◆ **OBJECTIVE**:
From the entries below, copy out every line with "ENFERMEDADES" in it.

◆ **DATA TO PROCESS**:

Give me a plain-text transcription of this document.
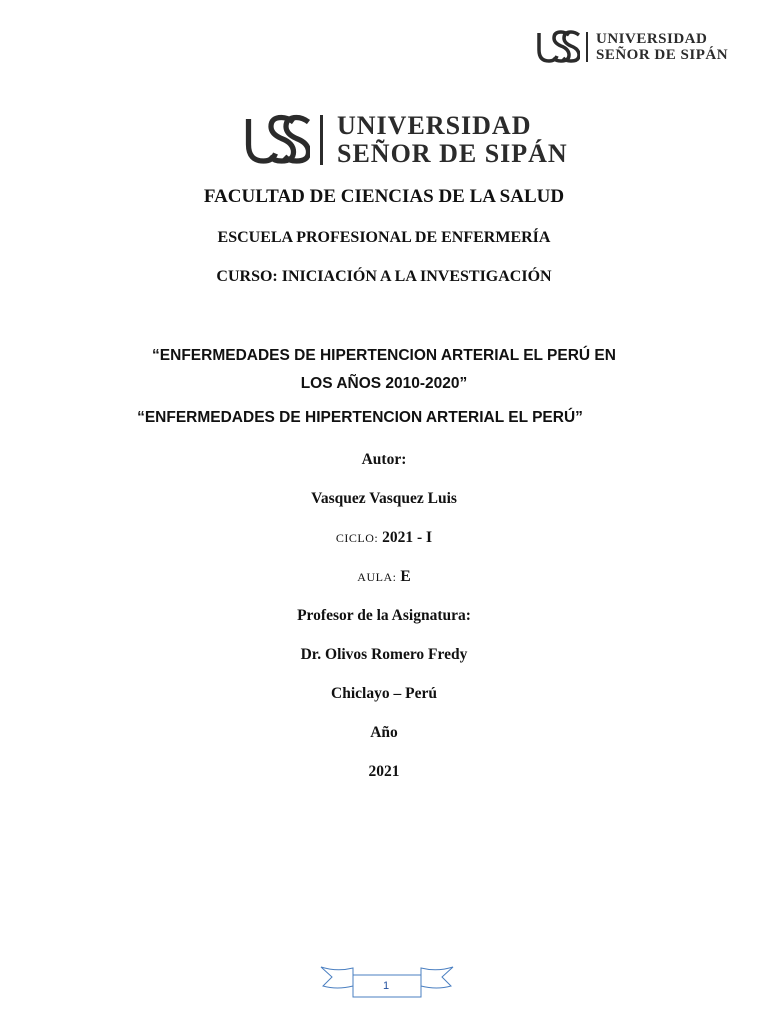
UNIVERSIDAD
SEÑOR DE SIPÁN
UNIVERSIDAD
SEÑOR DE SIPÁN

FACULTAD DE CIENCIAS DE LA SALUD

ESCUELA PROFESIONAL DE ENFERMERÍA

CURSO: INICIACIÓN A LA INVESTIGACIÓN

“ENFERMEDADES DE HIPERTENCION ARTERIAL EL PERÚ EN
LOS AÑOS 2010-2020”

“ENFERMEDADES DE HIPERTENCION ARTERIAL EL PERÚ”

Autor:

Vasquez Vasquez Luis

CICLO: 2021 - I

AULA: E

Profesor de la Asignatura:

Dr. Olivos Romero Fredy

Chiclayo – Perú

Año

2021

1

◆ **TASK OUTPUT**:
“ENFERMEDADES DE HIPERTENCION ARTERIAL EL PERÚ EN
“ENFERMEDADES DE HIPERTENCION ARTERIAL EL PERÚ”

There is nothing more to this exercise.